**SOURCE DATA:**
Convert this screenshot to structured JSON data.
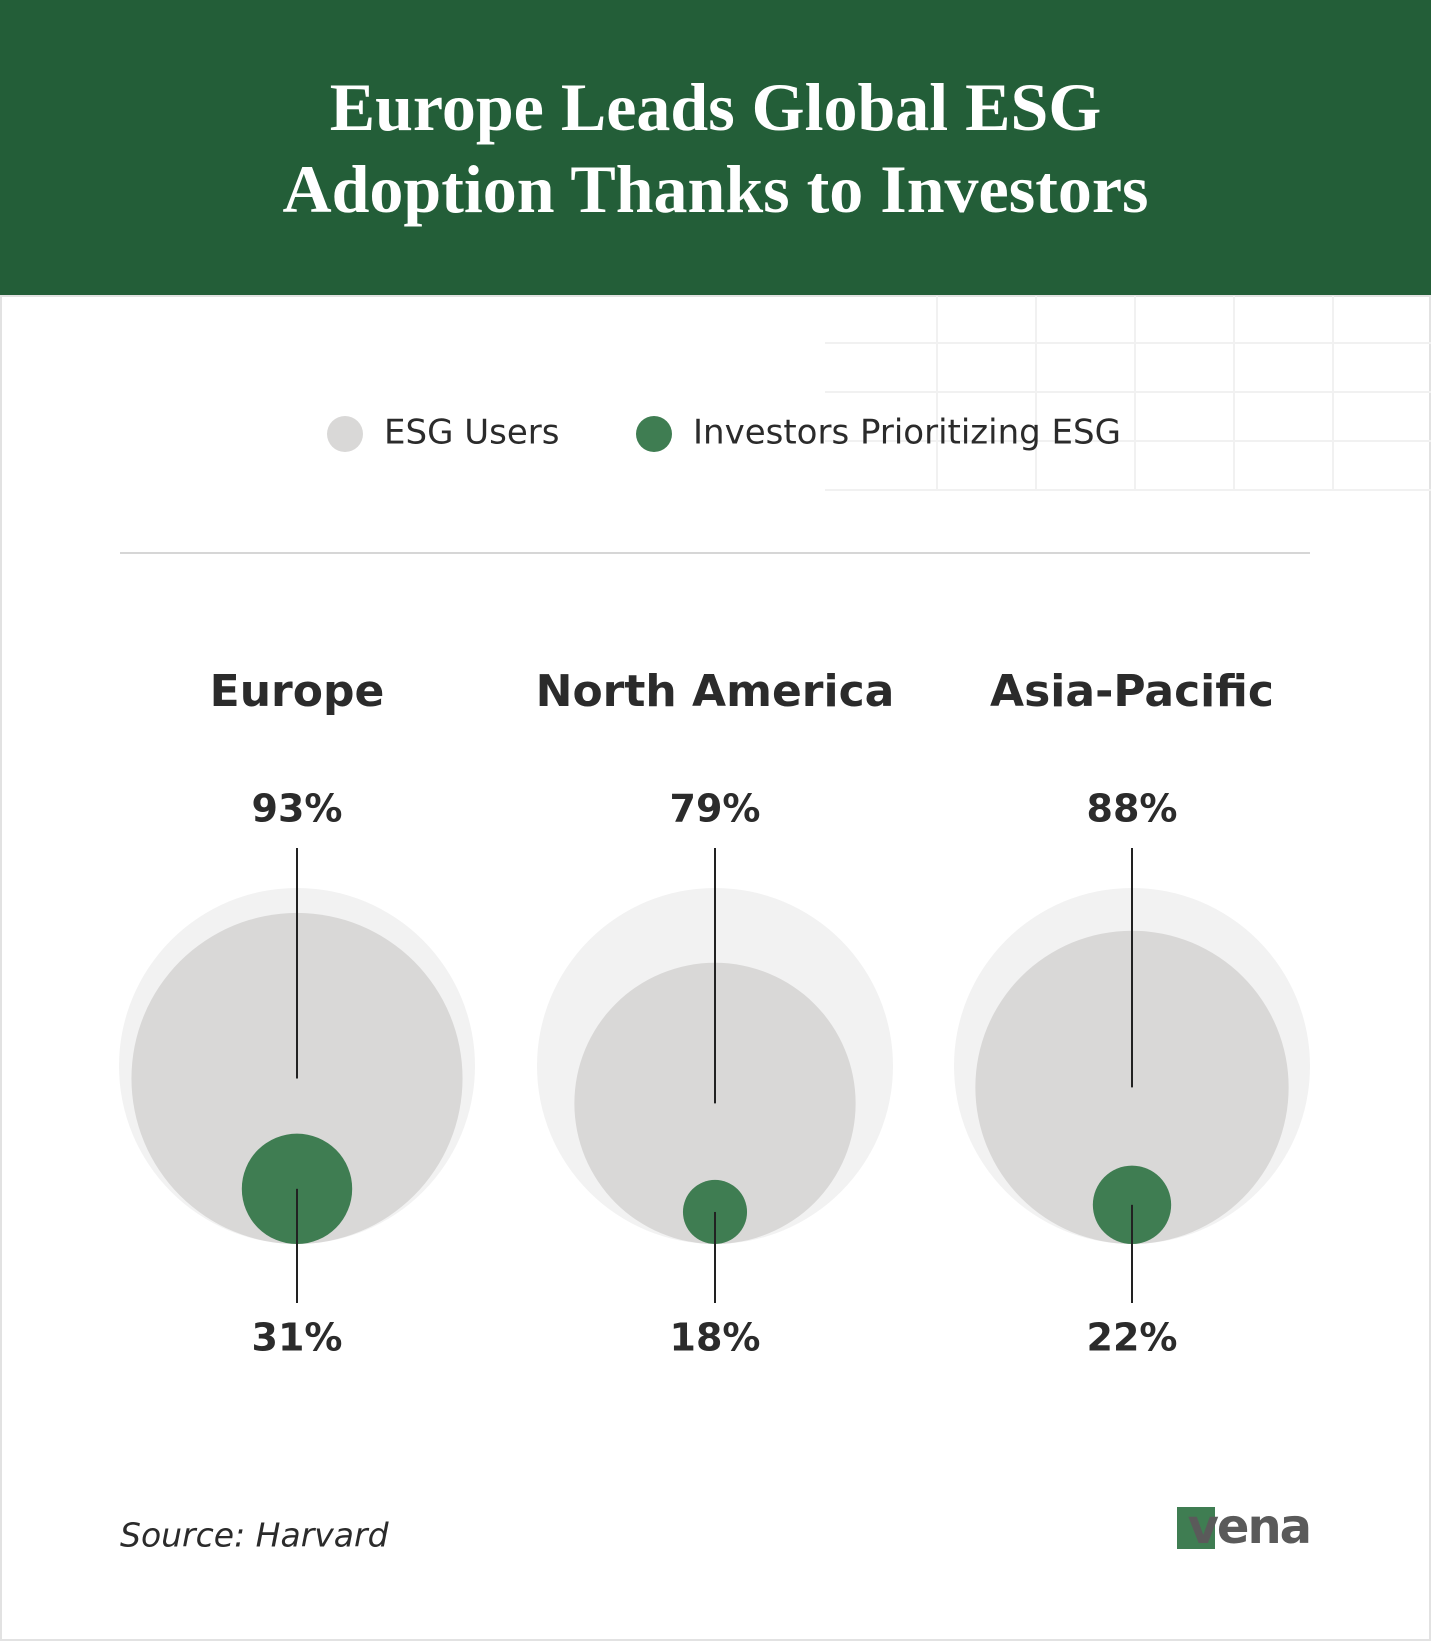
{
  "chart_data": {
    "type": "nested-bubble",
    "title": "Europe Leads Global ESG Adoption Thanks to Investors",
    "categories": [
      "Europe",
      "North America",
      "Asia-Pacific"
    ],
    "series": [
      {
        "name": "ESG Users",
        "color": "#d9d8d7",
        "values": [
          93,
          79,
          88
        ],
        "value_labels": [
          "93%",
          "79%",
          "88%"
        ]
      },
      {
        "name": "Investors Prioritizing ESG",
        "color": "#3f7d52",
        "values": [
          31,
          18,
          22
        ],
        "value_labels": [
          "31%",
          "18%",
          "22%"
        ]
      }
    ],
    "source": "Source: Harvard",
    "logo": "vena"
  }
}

---

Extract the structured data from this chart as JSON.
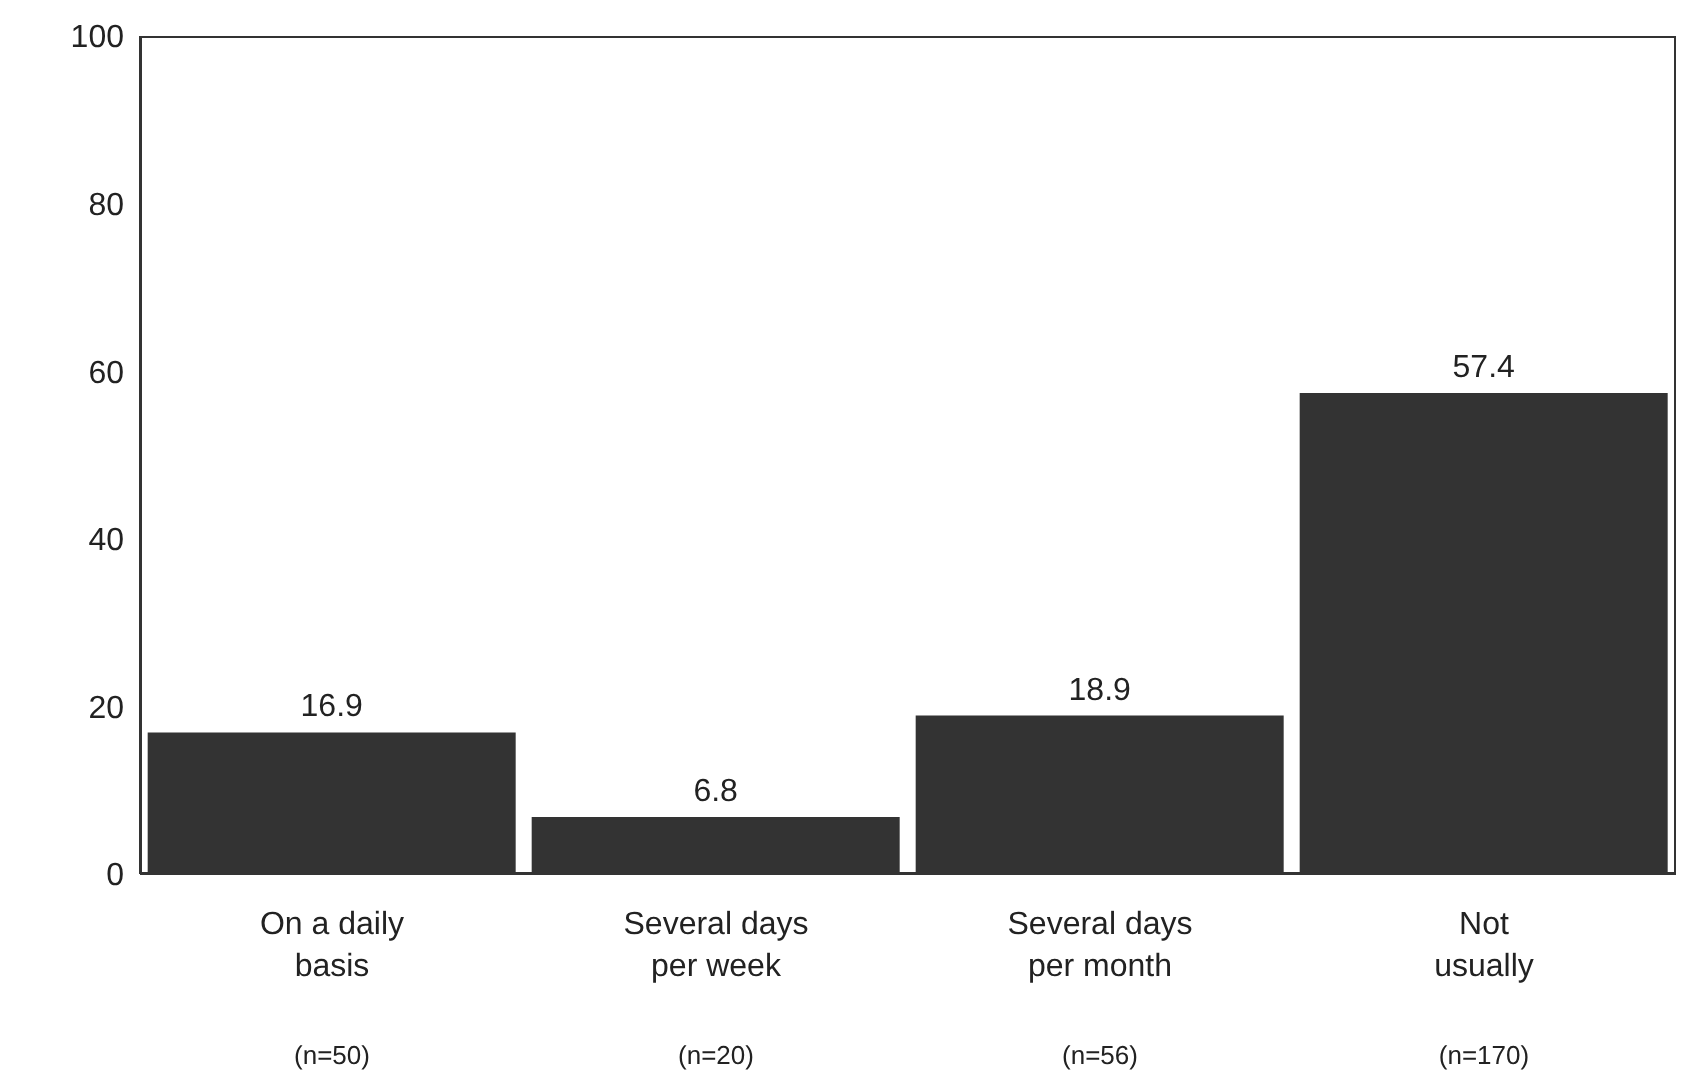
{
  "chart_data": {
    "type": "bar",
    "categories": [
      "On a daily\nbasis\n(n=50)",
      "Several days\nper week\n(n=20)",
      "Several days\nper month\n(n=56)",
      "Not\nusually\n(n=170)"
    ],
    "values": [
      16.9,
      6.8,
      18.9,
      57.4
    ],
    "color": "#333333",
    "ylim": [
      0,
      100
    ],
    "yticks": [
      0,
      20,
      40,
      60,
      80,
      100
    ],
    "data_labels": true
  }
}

**WHAT YOU SHOULD DO:** Every line of the records that includes the word "Europe" should be gathered.

**SOLUTION TO THIS PROBLEM:**
    "title": "Europe Leads Global ESG Adoption Thanks to Investors",
      "Europe",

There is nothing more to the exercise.